Exercise requirements: Word for word, retype every entry in the listing.

━━━━━ Material for this task ━━━━━

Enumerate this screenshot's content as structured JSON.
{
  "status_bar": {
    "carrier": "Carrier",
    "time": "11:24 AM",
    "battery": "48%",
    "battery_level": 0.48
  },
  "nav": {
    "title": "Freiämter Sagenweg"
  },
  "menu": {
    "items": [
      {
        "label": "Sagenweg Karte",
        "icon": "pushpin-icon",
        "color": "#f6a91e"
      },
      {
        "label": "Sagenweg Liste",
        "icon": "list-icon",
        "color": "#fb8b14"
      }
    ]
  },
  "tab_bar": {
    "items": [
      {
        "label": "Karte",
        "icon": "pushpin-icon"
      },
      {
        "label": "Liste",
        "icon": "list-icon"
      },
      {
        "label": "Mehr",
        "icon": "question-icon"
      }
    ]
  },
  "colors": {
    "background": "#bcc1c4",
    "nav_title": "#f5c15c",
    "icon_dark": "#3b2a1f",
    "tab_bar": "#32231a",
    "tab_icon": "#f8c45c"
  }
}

━━━━━

Result for this task:
Enumerate this screenshot's content as structured JSON.
{
  "status_bar": {
    "carrier": "Carrier",
    "time": "11:24 AM",
    "battery": "48%",
    "battery_level": 0.48
  },
  "nav": {
    "title": "Freiämter Sagenweg"
  },
  "menu": {
    "items": [
      {
        "label": "Sagenweg Karte",
        "icon": "pushpin-icon",
        "color": "#f6a91e"
      },
      {
        "label": "Sagenweg Liste",
        "icon": "list-icon",
        "color": "#fb8b14"
      }
    ]
  },
  "tab_bar": {
    "items": [
      {
        "label": "Karte",
        "icon": "pushpin-icon"
      },
      {
        "label": "Liste",
        "icon": "list-icon"
      },
      {
        "label": "Mehr",
        "icon": "question-icon"
      }
    ]
  },
  "colors": {
    "background": "#bcc1c4",
    "nav_title": "#f5c15c",
    "icon_dark": "#3b2a1f",
    "tab_bar": "#32231a",
    "tab_icon": "#f8c45c"
  }
}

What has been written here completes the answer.